Description of the task:
What lines in the records include the string "axis"? Return each one.

(Document layout detection data)
──────────

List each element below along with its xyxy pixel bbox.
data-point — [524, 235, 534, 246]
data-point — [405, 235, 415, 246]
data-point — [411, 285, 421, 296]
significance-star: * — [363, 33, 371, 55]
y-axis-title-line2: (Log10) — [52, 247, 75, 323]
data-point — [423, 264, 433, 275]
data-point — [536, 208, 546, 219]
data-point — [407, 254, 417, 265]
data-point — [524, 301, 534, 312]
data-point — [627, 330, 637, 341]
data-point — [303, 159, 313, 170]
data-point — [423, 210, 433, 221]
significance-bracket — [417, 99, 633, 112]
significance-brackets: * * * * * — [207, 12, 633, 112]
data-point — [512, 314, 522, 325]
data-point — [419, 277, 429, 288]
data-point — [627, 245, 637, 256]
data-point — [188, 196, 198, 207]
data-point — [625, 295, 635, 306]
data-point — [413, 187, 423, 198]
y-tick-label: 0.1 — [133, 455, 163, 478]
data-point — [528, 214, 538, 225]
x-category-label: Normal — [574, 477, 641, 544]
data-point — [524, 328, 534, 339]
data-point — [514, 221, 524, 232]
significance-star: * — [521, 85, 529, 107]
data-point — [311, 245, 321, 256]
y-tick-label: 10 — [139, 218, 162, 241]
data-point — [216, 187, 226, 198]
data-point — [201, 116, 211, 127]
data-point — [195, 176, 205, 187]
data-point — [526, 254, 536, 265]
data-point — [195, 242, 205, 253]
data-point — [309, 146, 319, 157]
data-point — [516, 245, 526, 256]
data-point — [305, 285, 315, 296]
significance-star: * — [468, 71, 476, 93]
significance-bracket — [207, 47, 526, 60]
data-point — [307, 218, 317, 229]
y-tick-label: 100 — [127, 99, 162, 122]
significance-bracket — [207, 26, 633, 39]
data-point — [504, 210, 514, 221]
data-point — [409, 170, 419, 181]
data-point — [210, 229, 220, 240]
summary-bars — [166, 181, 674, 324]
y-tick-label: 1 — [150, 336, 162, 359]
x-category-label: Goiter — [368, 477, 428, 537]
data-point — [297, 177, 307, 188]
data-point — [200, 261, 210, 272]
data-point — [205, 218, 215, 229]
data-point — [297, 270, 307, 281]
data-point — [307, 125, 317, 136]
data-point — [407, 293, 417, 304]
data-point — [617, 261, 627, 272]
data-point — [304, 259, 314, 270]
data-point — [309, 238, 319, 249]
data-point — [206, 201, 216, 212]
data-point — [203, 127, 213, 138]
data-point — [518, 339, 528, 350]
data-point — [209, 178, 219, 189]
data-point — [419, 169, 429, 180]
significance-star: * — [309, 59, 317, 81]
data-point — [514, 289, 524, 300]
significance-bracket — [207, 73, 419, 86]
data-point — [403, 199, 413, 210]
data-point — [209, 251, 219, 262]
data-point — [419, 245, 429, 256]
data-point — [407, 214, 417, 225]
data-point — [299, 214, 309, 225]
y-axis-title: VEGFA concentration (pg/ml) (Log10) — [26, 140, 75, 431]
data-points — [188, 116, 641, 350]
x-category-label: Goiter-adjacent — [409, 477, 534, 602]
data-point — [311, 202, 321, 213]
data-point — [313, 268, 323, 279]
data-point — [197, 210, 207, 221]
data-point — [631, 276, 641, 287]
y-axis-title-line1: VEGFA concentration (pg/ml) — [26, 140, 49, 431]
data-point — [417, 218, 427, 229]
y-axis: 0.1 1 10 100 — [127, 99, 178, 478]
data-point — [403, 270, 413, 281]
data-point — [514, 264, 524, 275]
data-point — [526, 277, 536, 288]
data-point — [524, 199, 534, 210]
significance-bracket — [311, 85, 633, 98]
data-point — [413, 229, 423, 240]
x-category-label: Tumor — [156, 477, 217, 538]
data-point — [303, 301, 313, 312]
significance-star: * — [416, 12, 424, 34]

──────────

Answer section:
y-axis-title-line2: (Log10) — [52, 247, 75, 323]
y-axis-title: VEGFA concentration (pg/ml) (Log10) — [26, 140, 75, 431]
y-axis-title-line1: VEGFA concentration (pg/ml) — [26, 140, 49, 431]
y-axis: 0.1 1 10 100 — [127, 99, 178, 478]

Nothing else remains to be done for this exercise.